▶ **Items**
╔══
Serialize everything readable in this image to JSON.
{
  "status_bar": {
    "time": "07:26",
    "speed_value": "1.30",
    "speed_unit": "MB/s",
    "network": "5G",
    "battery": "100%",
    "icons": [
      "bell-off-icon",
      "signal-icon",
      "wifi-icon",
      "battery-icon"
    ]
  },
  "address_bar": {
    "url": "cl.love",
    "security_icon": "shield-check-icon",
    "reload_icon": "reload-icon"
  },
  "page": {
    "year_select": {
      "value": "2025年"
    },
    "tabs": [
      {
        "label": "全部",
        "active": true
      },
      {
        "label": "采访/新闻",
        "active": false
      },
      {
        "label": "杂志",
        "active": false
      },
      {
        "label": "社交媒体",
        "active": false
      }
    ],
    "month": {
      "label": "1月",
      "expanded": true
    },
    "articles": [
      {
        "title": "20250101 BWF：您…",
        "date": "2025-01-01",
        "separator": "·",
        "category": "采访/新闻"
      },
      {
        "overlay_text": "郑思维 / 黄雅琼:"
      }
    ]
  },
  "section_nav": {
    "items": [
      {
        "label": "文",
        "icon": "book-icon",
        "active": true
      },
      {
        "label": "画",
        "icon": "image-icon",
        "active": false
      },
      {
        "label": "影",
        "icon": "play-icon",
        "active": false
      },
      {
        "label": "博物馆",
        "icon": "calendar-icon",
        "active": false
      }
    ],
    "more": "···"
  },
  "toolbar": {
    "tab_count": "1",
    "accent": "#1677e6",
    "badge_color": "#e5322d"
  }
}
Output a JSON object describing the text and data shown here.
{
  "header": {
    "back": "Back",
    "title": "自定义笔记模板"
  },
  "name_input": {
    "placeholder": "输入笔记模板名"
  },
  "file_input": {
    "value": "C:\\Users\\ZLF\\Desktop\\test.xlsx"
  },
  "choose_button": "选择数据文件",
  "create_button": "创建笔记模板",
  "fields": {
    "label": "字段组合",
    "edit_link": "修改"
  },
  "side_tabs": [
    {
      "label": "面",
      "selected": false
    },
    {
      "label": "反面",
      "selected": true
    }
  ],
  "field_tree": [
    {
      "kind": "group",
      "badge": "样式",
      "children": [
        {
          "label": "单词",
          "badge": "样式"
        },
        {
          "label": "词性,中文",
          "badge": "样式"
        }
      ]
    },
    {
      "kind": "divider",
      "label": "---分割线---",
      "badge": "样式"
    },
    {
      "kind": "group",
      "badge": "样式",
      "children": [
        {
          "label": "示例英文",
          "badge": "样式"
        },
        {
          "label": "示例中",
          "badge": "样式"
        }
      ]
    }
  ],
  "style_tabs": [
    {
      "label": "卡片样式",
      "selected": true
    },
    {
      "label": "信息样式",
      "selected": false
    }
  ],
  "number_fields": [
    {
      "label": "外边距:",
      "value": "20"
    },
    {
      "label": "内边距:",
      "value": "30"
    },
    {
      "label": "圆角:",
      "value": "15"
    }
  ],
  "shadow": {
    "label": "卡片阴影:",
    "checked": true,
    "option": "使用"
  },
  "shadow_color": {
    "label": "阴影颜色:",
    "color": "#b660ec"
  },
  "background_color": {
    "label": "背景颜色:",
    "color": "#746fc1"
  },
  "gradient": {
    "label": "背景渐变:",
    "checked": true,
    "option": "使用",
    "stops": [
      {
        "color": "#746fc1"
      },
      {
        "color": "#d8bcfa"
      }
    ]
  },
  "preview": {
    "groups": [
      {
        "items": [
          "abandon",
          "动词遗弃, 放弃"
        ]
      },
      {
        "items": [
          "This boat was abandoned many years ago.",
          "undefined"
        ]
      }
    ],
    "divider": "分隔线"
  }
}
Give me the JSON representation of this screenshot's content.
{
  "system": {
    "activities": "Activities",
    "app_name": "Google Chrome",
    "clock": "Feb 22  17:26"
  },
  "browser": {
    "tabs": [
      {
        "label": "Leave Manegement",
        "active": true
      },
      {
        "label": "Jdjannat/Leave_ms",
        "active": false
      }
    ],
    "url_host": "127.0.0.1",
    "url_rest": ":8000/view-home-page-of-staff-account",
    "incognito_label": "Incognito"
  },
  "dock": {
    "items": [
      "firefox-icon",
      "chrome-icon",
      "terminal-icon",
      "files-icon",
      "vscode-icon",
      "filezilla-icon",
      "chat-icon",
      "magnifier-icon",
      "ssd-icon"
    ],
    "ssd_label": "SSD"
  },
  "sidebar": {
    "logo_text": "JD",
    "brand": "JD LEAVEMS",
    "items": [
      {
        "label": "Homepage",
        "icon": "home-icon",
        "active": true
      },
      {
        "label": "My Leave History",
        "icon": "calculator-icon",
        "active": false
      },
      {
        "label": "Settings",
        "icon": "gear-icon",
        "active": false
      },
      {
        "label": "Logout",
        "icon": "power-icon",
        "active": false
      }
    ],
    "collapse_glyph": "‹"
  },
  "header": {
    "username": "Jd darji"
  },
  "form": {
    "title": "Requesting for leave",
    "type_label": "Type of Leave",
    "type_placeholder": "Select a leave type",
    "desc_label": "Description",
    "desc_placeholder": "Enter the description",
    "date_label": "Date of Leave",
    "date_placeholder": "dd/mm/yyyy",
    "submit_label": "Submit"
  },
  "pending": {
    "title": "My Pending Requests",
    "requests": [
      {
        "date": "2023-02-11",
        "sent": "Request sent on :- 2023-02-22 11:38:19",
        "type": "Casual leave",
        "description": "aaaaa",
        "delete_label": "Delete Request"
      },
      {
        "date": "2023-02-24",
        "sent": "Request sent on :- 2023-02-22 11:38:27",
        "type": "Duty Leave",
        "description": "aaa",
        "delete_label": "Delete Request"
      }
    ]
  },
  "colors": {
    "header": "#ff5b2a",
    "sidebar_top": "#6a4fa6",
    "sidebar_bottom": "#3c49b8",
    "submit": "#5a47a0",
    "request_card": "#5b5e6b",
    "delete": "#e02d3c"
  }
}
╚══
Please output the entire listing exactly as it stands.

Serialize everything readable in this image to JSON.
{
  "status_bar": {
    "time": "07:26",
    "speed_value": "1.30",
    "speed_unit": "MB/s",
    "network": "5G",
    "battery": "100%",
    "icons": [
      "bell-off-icon",
      "signal-icon",
      "wifi-icon",
      "battery-icon"
    ]
  },
  "address_bar": {
    "url": "cl.love",
    "security_icon": "shield-check-icon",
    "reload_icon": "reload-icon"
  },
  "page": {
    "year_select": {
      "value": "2025年"
    },
    "tabs": [
      {
        "label": "全部",
        "active": true
      },
      {
        "label": "采访/新闻",
        "active": false
      },
      {
        "label": "杂志",
        "active": false
      },
      {
        "label": "社交媒体",
        "active": false
      }
    ],
    "month": {
      "label": "1月",
      "expanded": true
    },
    "articles": [
      {
        "title": "20250101 BWF：您…",
        "date": "2025-01-01",
        "separator": "·",
        "category": "采访/新闻"
      },
      {
        "overlay_text": "郑思维 / 黄雅琼:"
      }
    ]
  },
  "section_nav": {
    "items": [
      {
        "label": "文",
        "icon": "book-icon",
        "active": true
      },
      {
        "label": "画",
        "icon": "image-icon",
        "active": false
      },
      {
        "label": "影",
        "icon": "play-icon",
        "active": false
      },
      {
        "label": "博物馆",
        "icon": "calendar-icon",
        "active": false
      }
    ],
    "more": "···"
  },
  "toolbar": {
    "tab_count": "1",
    "accent": "#1677e6",
    "badge_color": "#e5322d"
  }
}
Output a JSON object describing the text and data shown here.
{
  "header": {
    "back": "Back",
    "title": "自定义笔记模板"
  },
  "name_input": {
    "placeholder": "输入笔记模板名"
  },
  "file_input": {
    "value": "C:\\Users\\ZLF\\Desktop\\test.xlsx"
  },
  "choose_button": "选择数据文件",
  "create_button": "创建笔记模板",
  "fields": {
    "label": "字段组合",
    "edit_link": "修改"
  },
  "side_tabs": [
    {
      "label": "面",
      "selected": false
    },
    {
      "label": "反面",
      "selected": true
    }
  ],
  "field_tree": [
    {
      "kind": "group",
      "badge": "样式",
      "children": [
        {
          "label": "单词",
          "badge": "样式"
        },
        {
          "label": "词性,中文",
          "badge": "样式"
        }
      ]
    },
    {
      "kind": "divider",
      "label": "---分割线---",
      "badge": "样式"
    },
    {
      "kind": "group",
      "badge": "样式",
      "children": [
        {
          "label": "示例英文",
          "badge": "样式"
        },
        {
          "label": "示例中",
          "badge": "样式"
        }
      ]
    }
  ],
  "style_tabs": [
    {
      "label": "卡片样式",
      "selected": true
    },
    {
      "label": "信息样式",
      "selected": false
    }
  ],
  "number_fields": [
    {
      "label": "外边距:",
      "value": "20"
    },
    {
      "label": "内边距:",
      "value": "30"
    },
    {
      "label": "圆角:",
      "value": "15"
    }
  ],
  "shadow": {
    "label": "卡片阴影:",
    "checked": true,
    "option": "使用"
  },
  "shadow_color": {
    "label": "阴影颜色:",
    "color": "#b660ec"
  },
  "background_color": {
    "label": "背景颜色:",
    "color": "#746fc1"
  },
  "gradient": {
    "label": "背景渐变:",
    "checked": true,
    "option": "使用",
    "stops": [
      {
        "color": "#746fc1"
      },
      {
        "color": "#d8bcfa"
      }
    ]
  },
  "preview": {
    "groups": [
      {
        "items": [
          "abandon",
          "动词遗弃, 放弃"
        ]
      },
      {
        "items": [
          "This boat was abandoned many years ago.",
          "undefined"
        ]
      }
    ],
    "divider": "分隔线"
  }
}
Give me the JSON representation of this screenshot's content.
{
  "system": {
    "activities": "Activities",
    "app_name": "Google Chrome",
    "clock": "Feb 22  17:26"
  },
  "browser": {
    "tabs": [
      {
        "label": "Leave Manegement",
        "active": true
      },
      {
        "label": "Jdjannat/Leave_ms",
        "active": false
      }
    ],
    "url_host": "127.0.0.1",
    "url_rest": ":8000/view-home-page-of-staff-account",
    "incognito_label": "Incognito"
  },
  "dock": {
    "items": [
      "firefox-icon",
      "chrome-icon",
      "terminal-icon",
      "files-icon",
      "vscode-icon",
      "filezilla-icon",
      "chat-icon",
      "magnifier-icon",
      "ssd-icon"
    ],
    "ssd_label": "SSD"
  },
  "sidebar": {
    "logo_text": "JD",
    "brand": "JD LEAVEMS",
    "items": [
      {
        "label": "Homepage",
        "icon": "home-icon",
        "active": true
      },
      {
        "label": "My Leave History",
        "icon": "calculator-icon",
        "active": false
      },
      {
        "label": "Settings",
        "icon": "gear-icon",
        "active": false
      },
      {
        "label": "Logout",
        "icon": "power-icon",
        "active": false
      }
    ],
    "collapse_glyph": "‹"
  },
  "header": {
    "username": "Jd darji"
  },
  "form": {
    "title": "Requesting for leave",
    "type_label": "Type of Leave",
    "type_placeholder": "Select a leave type",
    "desc_label": "Description",
    "desc_placeholder": "Enter the description",
    "date_label": "Date of Leave",
    "date_placeholder": "dd/mm/yyyy",
    "submit_label": "Submit"
  },
  "pending": {
    "title": "My Pending Requests",
    "requests": [
      {
        "date": "2023-02-11",
        "sent": "Request sent on :- 2023-02-22 11:38:19",
        "type": "Casual leave",
        "description": "aaaaa",
        "delete_label": "Delete Request"
      },
      {
        "date": "2023-02-24",
        "sent": "Request sent on :- 2023-02-22 11:38:27",
        "type": "Duty Leave",
        "description": "aaa",
        "delete_label": "Delete Request"
      }
    ]
  },
  "colors": {
    "header": "#ff5b2a",
    "sidebar_top": "#6a4fa6",
    "sidebar_bottom": "#3c49b8",
    "submit": "#5a47a0",
    "request_card": "#5b5e6b",
    "delete": "#e02d3c"
  }
}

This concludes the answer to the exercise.